_STATED TASK_
Copy out the listing that follows, exactly, without its pictures.

_DATA FOR THIS TASK_
begin
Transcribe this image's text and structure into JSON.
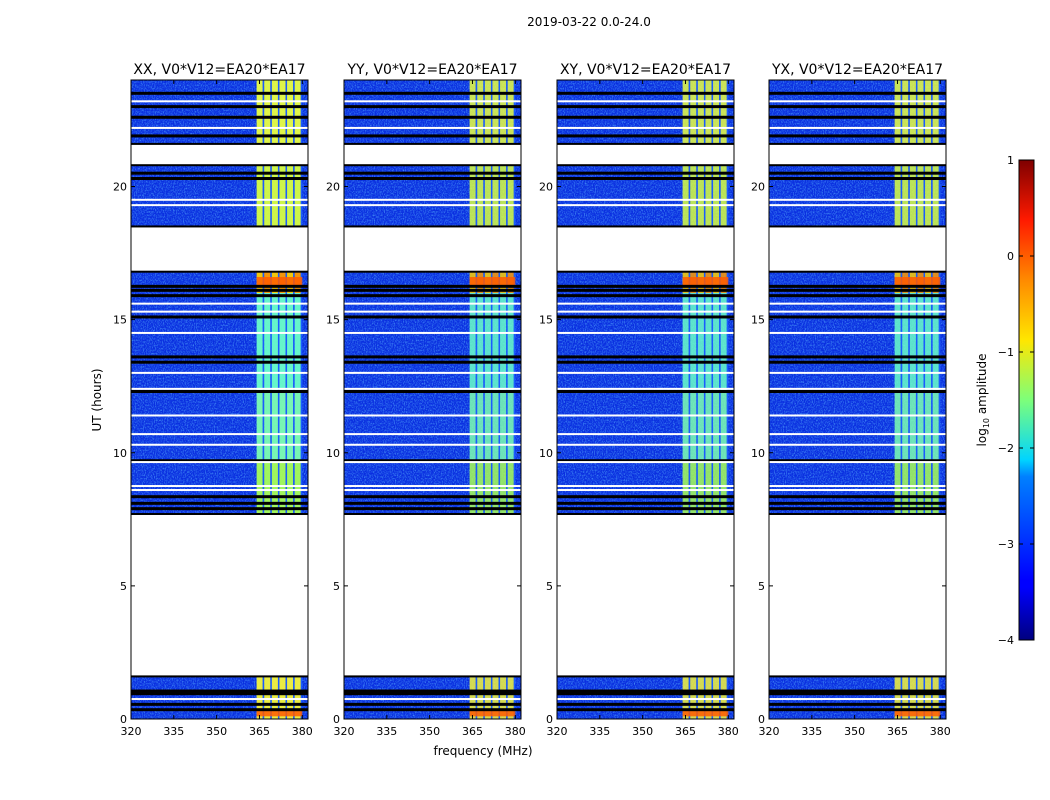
{
  "chart_data": {
    "type": "heatmap",
    "suptitle": "2019-03-22 0.0-24.0",
    "xlabel": "frequency (MHz)",
    "ylabel": "UT (hours)",
    "xlim": [
      320,
      382
    ],
    "ylim": [
      0,
      24
    ],
    "xticks": [
      320,
      335,
      350,
      365,
      380
    ],
    "yticks": [
      0,
      5,
      10,
      15,
      20
    ],
    "panels": [
      {
        "title": "XX, V0*V12=EA20*EA17",
        "pol": "XX"
      },
      {
        "title": "YY, V0*V12=EA20*EA17",
        "pol": "YY"
      },
      {
        "title": "XY, V0*V12=EA20*EA17",
        "pol": "XY"
      },
      {
        "title": "YX, V0*V12=EA20*EA17",
        "pol": "YX"
      }
    ],
    "data_gaps_hours": [
      [
        1.6,
        7.7
      ],
      [
        16.8,
        18.5
      ],
      [
        20.8,
        21.6
      ]
    ],
    "rfi_band_mhz": [
      364,
      380
    ],
    "colorbar": {
      "label": "log",
      "label_sub": "10",
      "label_rest": " amplitude",
      "min": -4,
      "max": 1,
      "ticks": [
        -4,
        -3,
        -2,
        -1,
        0,
        1
      ],
      "tick_labels": [
        "−4",
        "−3",
        "−2",
        "−1",
        "0",
        "1"
      ],
      "colormap": "jet"
    }
  }
}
end
_FINISHED TASK_
Transcribe this image's text and structure into JSON.
{
  "chart_data": {
    "type": "heatmap",
    "suptitle": "2019-03-22 0.0-24.0",
    "xlabel": "frequency (MHz)",
    "ylabel": "UT (hours)",
    "xlim": [
      320,
      382
    ],
    "ylim": [
      0,
      24
    ],
    "xticks": [
      320,
      335,
      350,
      365,
      380
    ],
    "yticks": [
      0,
      5,
      10,
      15,
      20
    ],
    "panels": [
      {
        "title": "XX, V0*V12=EA20*EA17",
        "pol": "XX"
      },
      {
        "title": "YY, V0*V12=EA20*EA17",
        "pol": "YY"
      },
      {
        "title": "XY, V0*V12=EA20*EA17",
        "pol": "XY"
      },
      {
        "title": "YX, V0*V12=EA20*EA17",
        "pol": "YX"
      }
    ],
    "data_gaps_hours": [
      [
        1.6,
        7.7
      ],
      [
        16.8,
        18.5
      ],
      [
        20.8,
        21.6
      ]
    ],
    "rfi_band_mhz": [
      364,
      380
    ],
    "colorbar": {
      "label": "log",
      "label_sub": "10",
      "label_rest": " amplitude",
      "min": -4,
      "max": 1,
      "ticks": [
        -4,
        -3,
        -2,
        -1,
        0,
        1
      ],
      "tick_labels": [
        "−4",
        "−3",
        "−2",
        "−1",
        "0",
        "1"
      ],
      "colormap": "jet"
    }
  }
}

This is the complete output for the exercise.